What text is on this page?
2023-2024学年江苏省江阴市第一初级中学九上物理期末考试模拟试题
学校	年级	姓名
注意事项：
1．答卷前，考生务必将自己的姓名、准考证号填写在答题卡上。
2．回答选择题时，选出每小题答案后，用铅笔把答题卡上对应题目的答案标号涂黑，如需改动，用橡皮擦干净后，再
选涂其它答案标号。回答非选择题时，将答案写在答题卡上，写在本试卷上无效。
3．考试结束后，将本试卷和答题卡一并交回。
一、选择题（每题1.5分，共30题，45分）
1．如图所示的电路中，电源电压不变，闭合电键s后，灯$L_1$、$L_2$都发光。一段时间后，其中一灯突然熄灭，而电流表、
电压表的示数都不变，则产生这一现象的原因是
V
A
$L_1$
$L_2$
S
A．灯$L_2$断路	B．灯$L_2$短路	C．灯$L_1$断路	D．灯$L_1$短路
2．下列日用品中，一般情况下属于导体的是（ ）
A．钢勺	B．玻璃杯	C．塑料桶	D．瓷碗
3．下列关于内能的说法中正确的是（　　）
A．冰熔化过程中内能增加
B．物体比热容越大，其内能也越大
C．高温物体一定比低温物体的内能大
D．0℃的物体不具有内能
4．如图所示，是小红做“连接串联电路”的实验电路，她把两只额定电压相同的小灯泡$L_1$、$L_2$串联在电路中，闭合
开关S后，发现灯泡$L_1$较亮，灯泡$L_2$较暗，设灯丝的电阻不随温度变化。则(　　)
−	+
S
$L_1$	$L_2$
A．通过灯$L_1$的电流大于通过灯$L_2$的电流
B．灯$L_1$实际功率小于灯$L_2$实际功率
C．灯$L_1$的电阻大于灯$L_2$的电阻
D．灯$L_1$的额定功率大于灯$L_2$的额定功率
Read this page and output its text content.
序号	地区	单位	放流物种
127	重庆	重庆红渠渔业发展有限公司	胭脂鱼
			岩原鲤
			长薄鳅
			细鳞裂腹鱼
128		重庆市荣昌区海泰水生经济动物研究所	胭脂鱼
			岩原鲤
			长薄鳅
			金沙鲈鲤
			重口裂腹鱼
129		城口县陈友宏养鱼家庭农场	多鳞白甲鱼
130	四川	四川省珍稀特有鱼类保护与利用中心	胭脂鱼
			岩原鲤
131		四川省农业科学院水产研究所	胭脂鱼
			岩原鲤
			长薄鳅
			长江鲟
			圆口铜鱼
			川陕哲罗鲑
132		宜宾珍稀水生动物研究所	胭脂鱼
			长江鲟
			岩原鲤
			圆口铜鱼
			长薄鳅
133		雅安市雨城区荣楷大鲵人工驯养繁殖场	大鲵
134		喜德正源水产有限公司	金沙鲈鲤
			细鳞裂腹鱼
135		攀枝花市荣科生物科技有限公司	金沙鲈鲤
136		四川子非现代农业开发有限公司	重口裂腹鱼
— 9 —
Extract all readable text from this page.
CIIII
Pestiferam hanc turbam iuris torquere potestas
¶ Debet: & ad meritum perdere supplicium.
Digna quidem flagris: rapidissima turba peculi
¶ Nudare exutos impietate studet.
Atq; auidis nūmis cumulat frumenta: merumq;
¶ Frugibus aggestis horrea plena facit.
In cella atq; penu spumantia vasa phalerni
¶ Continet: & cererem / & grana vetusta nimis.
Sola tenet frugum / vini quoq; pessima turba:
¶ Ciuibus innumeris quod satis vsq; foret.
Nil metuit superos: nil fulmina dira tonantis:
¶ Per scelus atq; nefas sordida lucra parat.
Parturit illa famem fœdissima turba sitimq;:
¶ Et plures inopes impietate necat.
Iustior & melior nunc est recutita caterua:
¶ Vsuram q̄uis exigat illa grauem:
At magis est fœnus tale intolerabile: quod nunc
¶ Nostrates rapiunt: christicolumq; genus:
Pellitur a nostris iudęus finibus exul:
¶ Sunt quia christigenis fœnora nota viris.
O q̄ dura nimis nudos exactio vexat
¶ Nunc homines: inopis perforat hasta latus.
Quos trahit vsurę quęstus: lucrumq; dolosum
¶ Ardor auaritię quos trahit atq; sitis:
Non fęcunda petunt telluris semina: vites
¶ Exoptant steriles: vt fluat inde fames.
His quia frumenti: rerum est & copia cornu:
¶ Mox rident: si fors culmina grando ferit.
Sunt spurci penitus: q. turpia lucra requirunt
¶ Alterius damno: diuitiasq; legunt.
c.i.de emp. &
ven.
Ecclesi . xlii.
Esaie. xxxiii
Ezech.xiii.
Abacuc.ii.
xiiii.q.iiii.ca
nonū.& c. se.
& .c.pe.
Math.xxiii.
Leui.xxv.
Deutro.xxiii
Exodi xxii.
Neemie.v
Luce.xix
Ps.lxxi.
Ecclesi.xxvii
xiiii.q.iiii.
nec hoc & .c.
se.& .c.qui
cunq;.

§

Set problem:
Show all lines in the entries above where the string "quia" appears.

Solution to this problem:
¶ Sunt quia christigenis fœnora nota viris.
His quia frumenti: rerum est & copia cornu:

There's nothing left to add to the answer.